-- Start INFORMATION GIVEN --

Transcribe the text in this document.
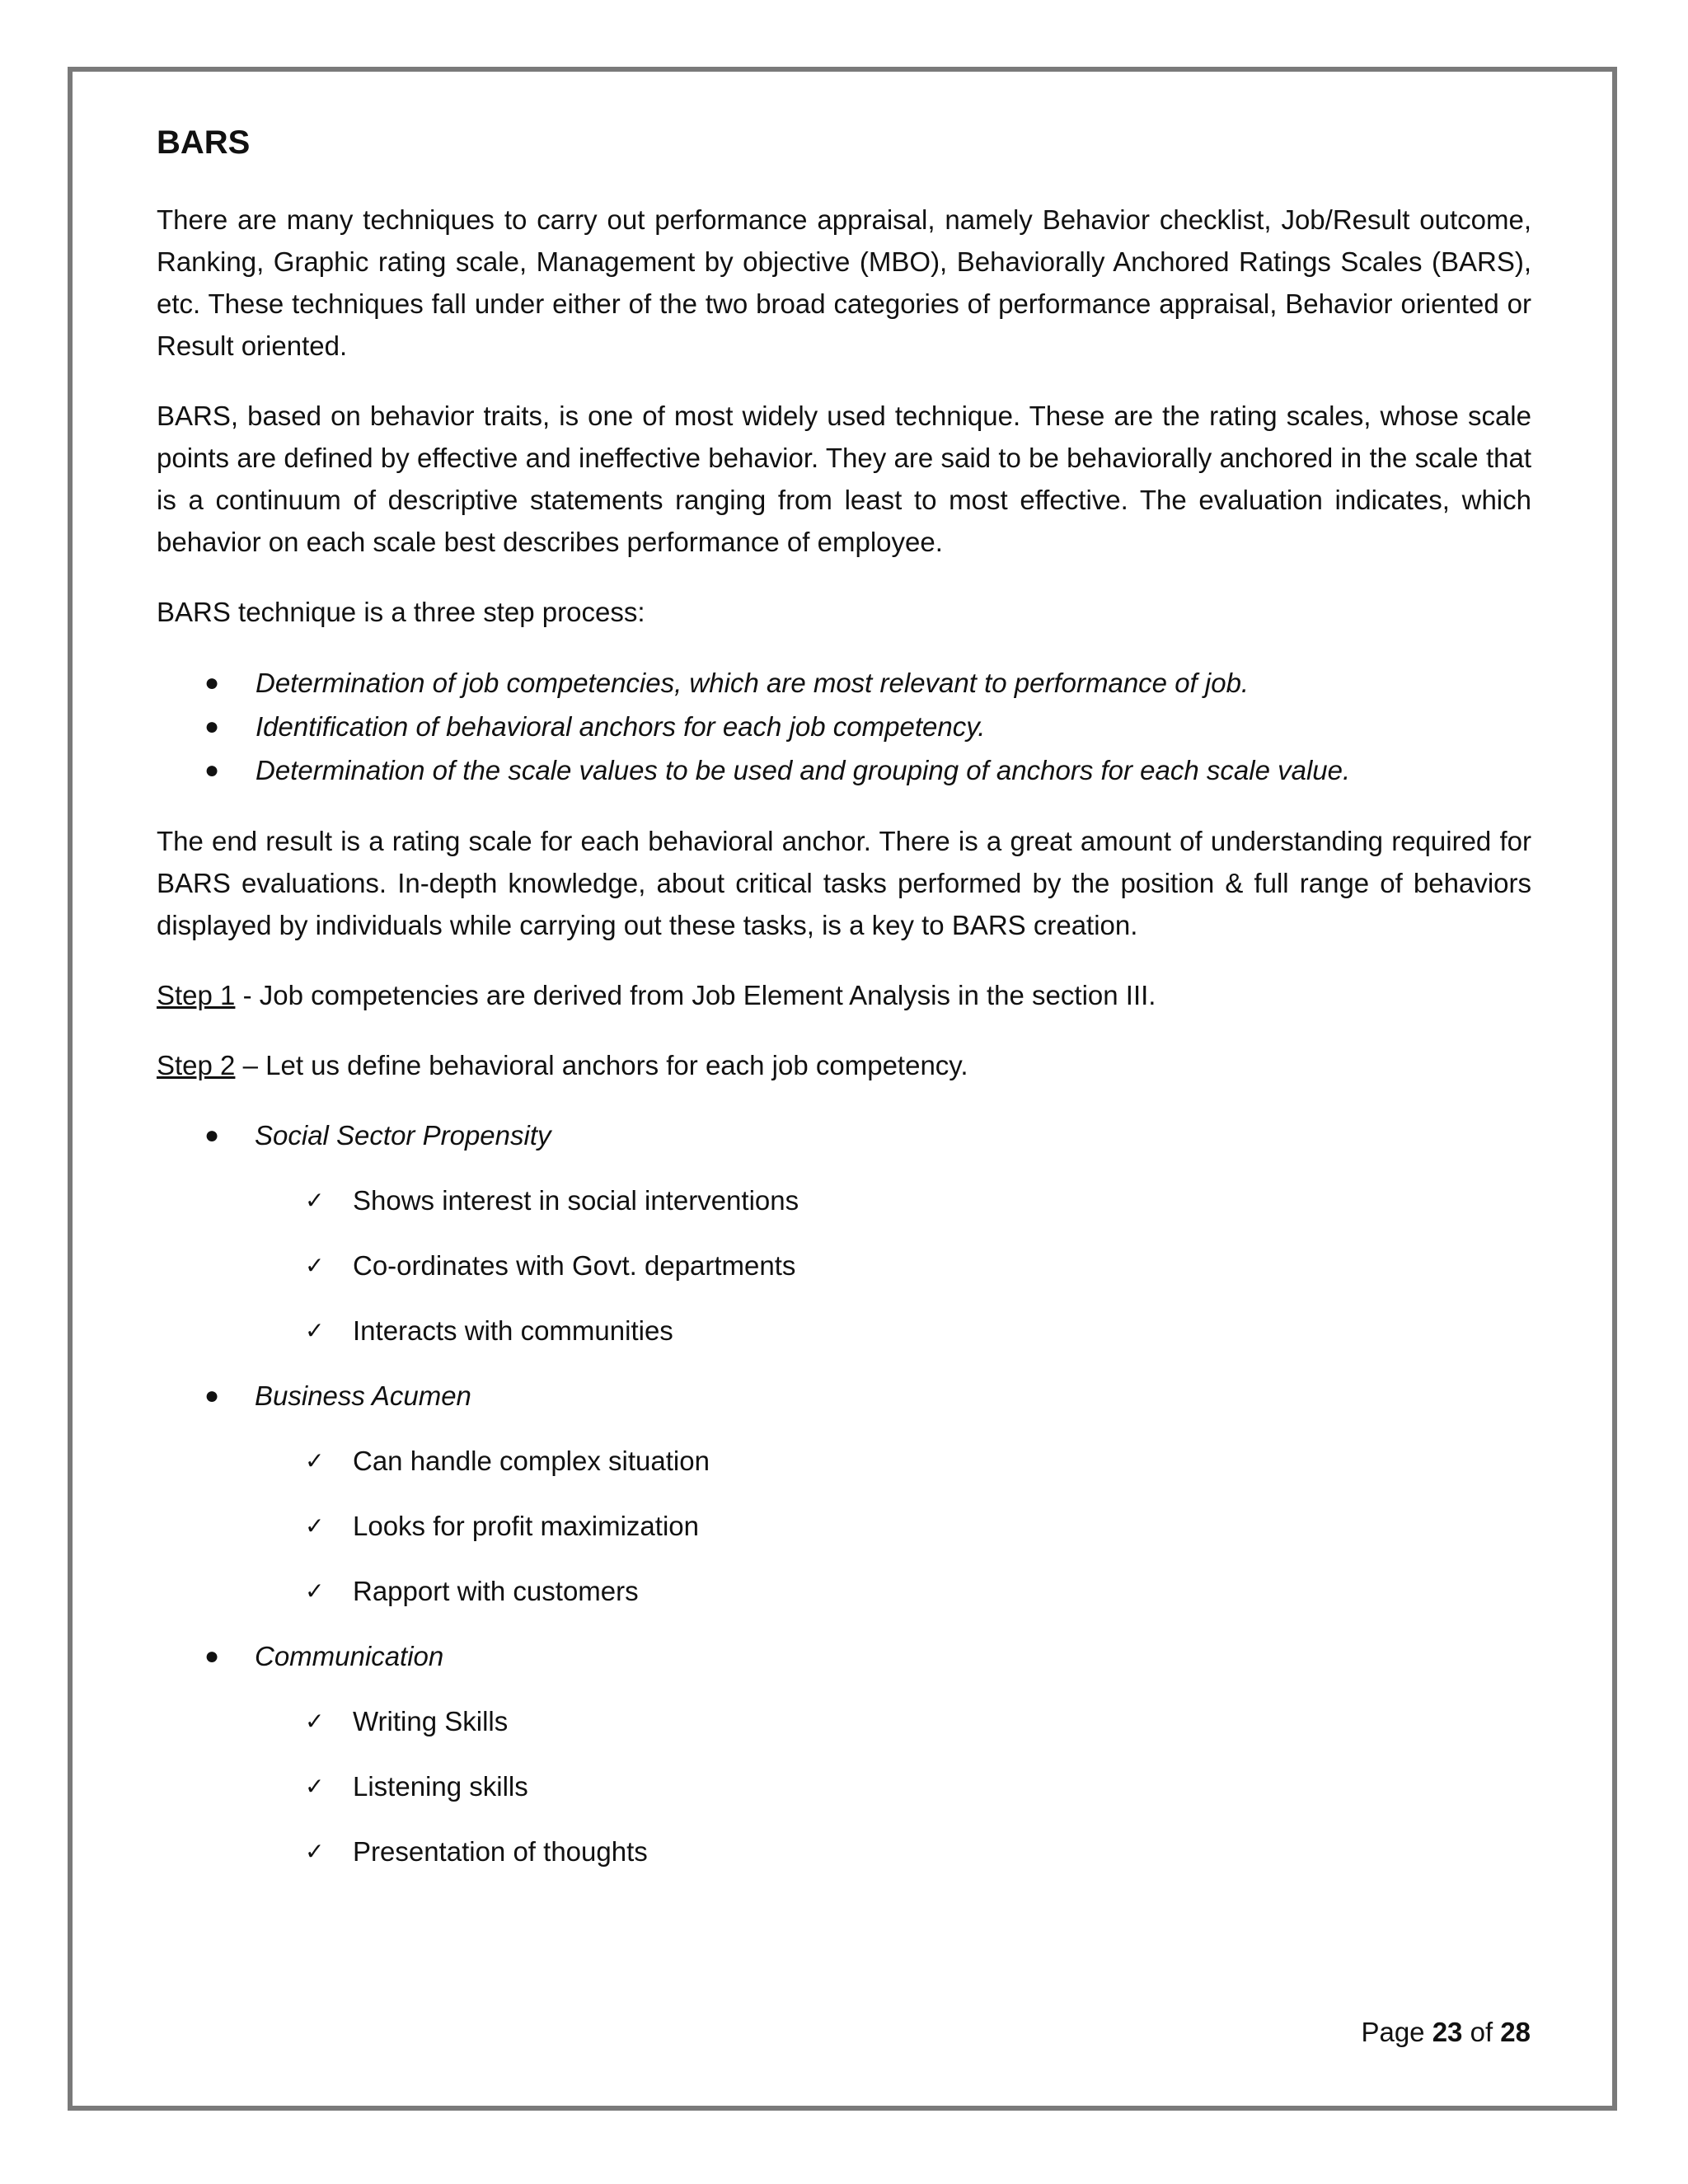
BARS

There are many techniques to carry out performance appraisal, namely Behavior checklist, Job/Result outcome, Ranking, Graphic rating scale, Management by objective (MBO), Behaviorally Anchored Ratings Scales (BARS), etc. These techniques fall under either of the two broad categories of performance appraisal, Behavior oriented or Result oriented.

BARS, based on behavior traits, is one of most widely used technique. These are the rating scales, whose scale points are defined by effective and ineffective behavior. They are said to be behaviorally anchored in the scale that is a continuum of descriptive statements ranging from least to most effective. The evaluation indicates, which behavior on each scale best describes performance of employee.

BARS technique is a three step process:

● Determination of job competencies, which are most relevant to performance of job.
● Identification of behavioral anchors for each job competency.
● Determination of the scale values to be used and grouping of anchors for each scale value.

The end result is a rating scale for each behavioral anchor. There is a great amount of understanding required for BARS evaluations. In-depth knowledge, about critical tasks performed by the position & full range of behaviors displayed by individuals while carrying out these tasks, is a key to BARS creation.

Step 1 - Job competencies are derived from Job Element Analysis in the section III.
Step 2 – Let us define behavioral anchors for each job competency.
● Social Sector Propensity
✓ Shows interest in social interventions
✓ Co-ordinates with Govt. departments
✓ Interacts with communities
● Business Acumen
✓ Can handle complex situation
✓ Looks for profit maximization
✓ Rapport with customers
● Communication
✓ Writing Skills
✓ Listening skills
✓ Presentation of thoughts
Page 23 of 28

-- End INFORMATION GIVEN --

Could you reproduce every record above exactly, leaving out the pictures?

Transcribe the text in this document.
BARS

There are many techniques to carry out performance appraisal, namely Behavior checklist, Job/Result outcome, Ranking, Graphic rating scale, Management by objective (MBO), Behaviorally Anchored Ratings Scales (BARS), etc. These techniques fall under either of the two broad categories of performance appraisal, Behavior oriented or Result oriented.

BARS, based on behavior traits, is one of most widely used technique. These are the rating scales, whose scale points are defined by effective and ineffective behavior. They are said to be behaviorally anchored in the scale that is a continuum of descriptive statements ranging from least to most effective. The evaluation indicates, which behavior on each scale best describes performance of employee.

BARS technique is a three step process:

● Determination of job competencies, which are most relevant to performance of job.
● Identification of behavioral anchors for each job competency.
● Determination of the scale values to be used and grouping of anchors for each scale value.

The end result is a rating scale for each behavioral anchor. There is a great amount of understanding required for BARS evaluations. In-depth knowledge, about critical tasks performed by the position & full range of behaviors displayed by individuals while carrying out these tasks, is a key to BARS creation.

Step 1 - Job competencies are derived from Job Element Analysis in the section III.
Step 2 – Let us define behavioral anchors for each job competency.
● Social Sector Propensity
✓ Shows interest in social interventions
✓ Co-ordinates with Govt. departments
✓ Interacts with communities
● Business Acumen
✓ Can handle complex situation
✓ Looks for profit maximization
✓ Rapport with customers
● Communication
✓ Writing Skills
✓ Listening skills
✓ Presentation of thoughts
Page 23 of 28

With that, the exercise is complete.